### TEXTE PRÉSENTÉ ###

Par rapport aux élections municipales et législatives du 2 décembre 2012, le quotidien « Le Pays » réaffirme, à travers les mêmes mots que ceux du passé, (à quelques exceptions sémantiques et de dates près) la position qui est la sienne depuis toujours.
Comme chacun le sait, depuis la Grèce antique, l’histoire des nations se construit, s’ordonne autour d’un axe majeur et inoxydable : la démocratie. Très peu de choix sont de moins en moins laissés aux princes et aux gouverneurs de la rosée, qui savent de plus en plus que l’homme préfère, de loin, la tyrannie de la démocratie à l’absolutisme du pouvoir personnel. Comme le fruit du péché originel, la démocratie est devenue depuis longtemps un élixir enivrant, un pôle d’attraction et de fascination pour les peuples de la terre, même pour ceux d’Afrique ! Et, c’est de notoriété publique, rien ne meurt sous les étoiles, tout se renouvelle, à l’instar des instances démocratiques et des hommes qui les animent. C’est sans doute pourquoi, le Burkina s’est encore officiellement engagé, depuis le 17 novembre 2012, dans une trajectoire qui devrait, dans une hypothèse heuristique, le conduire dans les hauteurs ensoleillées du renouveau. Notre pays est ainsi promis à une intense activité électorale jusqu’au soir du 2 décembre prochain. C’est une séquence de vie nationale palpitante qui est alors amorcée et des mousquetaires se lancent, sabre au clair, dans un long et exaltant combat plein de coups fourrés, de chausse-trappes, de mensonges, de promesses, de fables. La campagne électorale se déroulant dans un contexte de multipartisme débridé, l’on peut croire que l’intensité dramatique n’en sera que plus accrue. C’est donc une campagne qui, dans une certaine mesure, portera l’estocade à l’ennui et à la routine. Les anciens avaient raison : aussi vrai que c’est "l’ennui qui est le fond de la vie", on peut dire que c’est lui qui a inventé les jeux, les distractions, les romans, l’amour, mais aussi… la démocratie et les élections !

### DONNÉES FOURNIES ###

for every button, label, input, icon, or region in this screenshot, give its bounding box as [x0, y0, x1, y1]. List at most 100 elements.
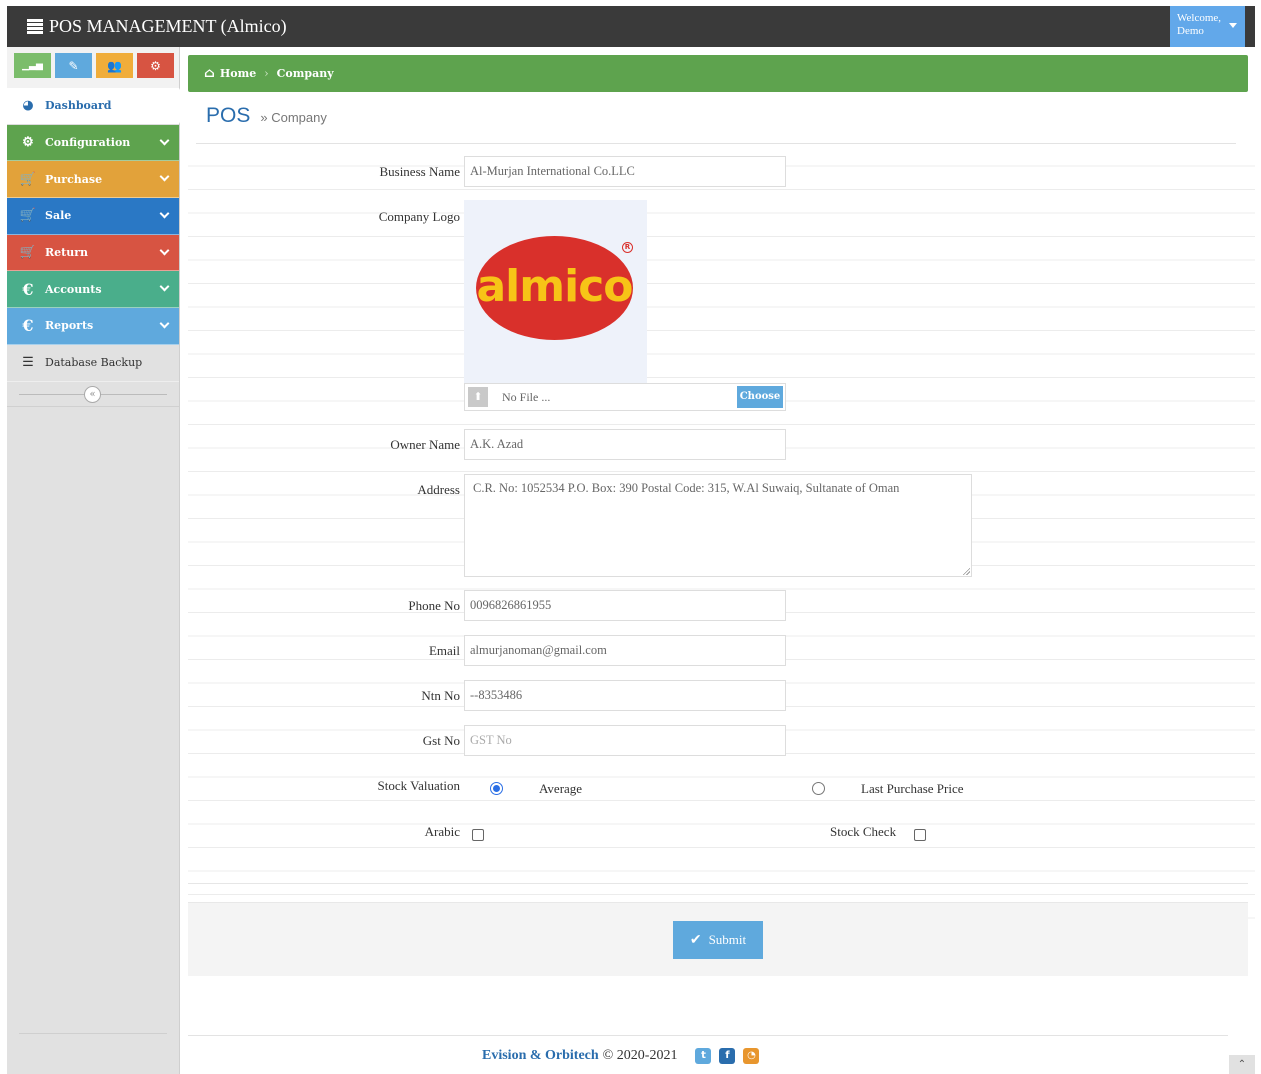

###

CONSIGNE → D'après le texte, quel quotidien réaffirme sa position au sujet des élections municipales et législatives du 2 décembre 2012 ? La liste n'a aucun lien avec le texte.

RÉPONSE → Le quotidien « Le Pays ».